* _Exercise brief_
Every line must be returned precisely as it is written.

* _Records shown_
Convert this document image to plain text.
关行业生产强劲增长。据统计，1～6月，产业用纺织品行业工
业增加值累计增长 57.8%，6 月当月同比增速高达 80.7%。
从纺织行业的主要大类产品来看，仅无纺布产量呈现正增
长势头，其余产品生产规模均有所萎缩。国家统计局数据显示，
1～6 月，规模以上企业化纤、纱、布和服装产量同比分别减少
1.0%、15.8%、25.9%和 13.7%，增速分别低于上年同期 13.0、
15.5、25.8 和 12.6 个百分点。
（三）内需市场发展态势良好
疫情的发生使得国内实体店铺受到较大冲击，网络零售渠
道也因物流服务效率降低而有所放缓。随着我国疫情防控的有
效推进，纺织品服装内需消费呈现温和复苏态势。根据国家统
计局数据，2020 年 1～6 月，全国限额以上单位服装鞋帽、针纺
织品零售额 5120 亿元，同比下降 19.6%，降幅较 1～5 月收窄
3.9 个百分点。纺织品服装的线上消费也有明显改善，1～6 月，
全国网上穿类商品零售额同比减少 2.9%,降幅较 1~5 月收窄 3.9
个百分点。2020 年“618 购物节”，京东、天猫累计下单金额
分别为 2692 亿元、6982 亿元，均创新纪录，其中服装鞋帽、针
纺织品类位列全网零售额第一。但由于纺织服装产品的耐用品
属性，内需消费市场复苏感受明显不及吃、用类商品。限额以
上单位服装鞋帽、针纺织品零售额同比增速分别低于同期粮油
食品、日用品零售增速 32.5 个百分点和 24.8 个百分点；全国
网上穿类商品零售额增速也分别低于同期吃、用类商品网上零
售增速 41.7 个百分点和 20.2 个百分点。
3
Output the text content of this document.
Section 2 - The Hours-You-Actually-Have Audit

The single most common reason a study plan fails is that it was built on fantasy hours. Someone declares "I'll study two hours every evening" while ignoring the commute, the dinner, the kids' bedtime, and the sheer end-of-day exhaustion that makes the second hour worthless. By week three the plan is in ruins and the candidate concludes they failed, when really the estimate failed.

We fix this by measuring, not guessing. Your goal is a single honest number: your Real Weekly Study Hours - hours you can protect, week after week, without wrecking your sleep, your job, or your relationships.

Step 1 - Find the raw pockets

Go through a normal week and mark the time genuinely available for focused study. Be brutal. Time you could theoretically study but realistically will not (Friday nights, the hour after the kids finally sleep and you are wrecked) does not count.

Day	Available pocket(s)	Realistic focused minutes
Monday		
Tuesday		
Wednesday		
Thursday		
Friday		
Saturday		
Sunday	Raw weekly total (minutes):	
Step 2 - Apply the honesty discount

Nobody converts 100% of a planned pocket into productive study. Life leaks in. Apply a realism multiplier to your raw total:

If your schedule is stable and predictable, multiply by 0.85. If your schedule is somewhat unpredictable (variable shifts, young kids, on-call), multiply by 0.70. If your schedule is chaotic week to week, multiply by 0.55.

* _Answer_
Convert this document image to plain text.
关行业生产强劲增长。据统计，1～6月，产业用纺织品行业工
业增加值累计增长 57.8%，6 月当月同比增速高达 80.7%。
从纺织行业的主要大类产品来看，仅无纺布产量呈现正增
长势头，其余产品生产规模均有所萎缩。国家统计局数据显示，
1～6 月，规模以上企业化纤、纱、布和服装产量同比分别减少
1.0%、15.8%、25.9%和 13.7%，增速分别低于上年同期 13.0、
15.5、25.8 和 12.6 个百分点。
（三）内需市场发展态势良好
疫情的发生使得国内实体店铺受到较大冲击，网络零售渠
道也因物流服务效率降低而有所放缓。随着我国疫情防控的有
效推进，纺织品服装内需消费呈现温和复苏态势。根据国家统
计局数据，2020 年 1～6 月，全国限额以上单位服装鞋帽、针纺
织品零售额 5120 亿元，同比下降 19.6%，降幅较 1～5 月收窄
3.9 个百分点。纺织品服装的线上消费也有明显改善，1～6 月，
全国网上穿类商品零售额同比减少 2.9%,降幅较 1~5 月收窄 3.9
个百分点。2020 年“618 购物节”，京东、天猫累计下单金额
分别为 2692 亿元、6982 亿元，均创新纪录，其中服装鞋帽、针
纺织品类位列全网零售额第一。但由于纺织服装产品的耐用品
属性，内需消费市场复苏感受明显不及吃、用类商品。限额以
上单位服装鞋帽、针纺织品零售额同比增速分别低于同期粮油
食品、日用品零售增速 32.5 个百分点和 24.8 个百分点；全国
网上穿类商品零售额增速也分别低于同期吃、用类商品网上零
售增速 41.7 个百分点和 20.2 个百分点。
3
Output the text content of this document.
Section 2 - The Hours-You-Actually-Have Audit

The single most common reason a study plan fails is that it was built on fantasy hours. Someone declares "I'll study two hours every evening" while ignoring the commute, the dinner, the kids' bedtime, and the sheer end-of-day exhaustion that makes the second hour worthless. By week three the plan is in ruins and the candidate concludes they failed, when really the estimate failed.

We fix this by measuring, not guessing. Your goal is a single honest number: your Real Weekly Study Hours - hours you can protect, week after week, without wrecking your sleep, your job, or your relationships.

Step 1 - Find the raw pockets

Go through a normal week and mark the time genuinely available for focused study. Be brutal. Time you could theoretically study but realistically will not (Friday nights, the hour after the kids finally sleep and you are wrecked) does not count.

Day	Available pocket(s)	Realistic focused minutes
Monday		
Tuesday		
Wednesday		
Thursday		
Friday		
Saturday		
Sunday	Raw weekly total (minutes):	
Step 2 - Apply the honesty discount

Nobody converts 100% of a planned pocket into productive study. Life leaks in. Apply a realism multiplier to your raw total:

If your schedule is stable and predictable, multiply by 0.85. If your schedule is somewhat unpredictable (variable shifts, young kids, on-call), multiply by 0.70. If your schedule is chaotic week to week, multiply by 0.55.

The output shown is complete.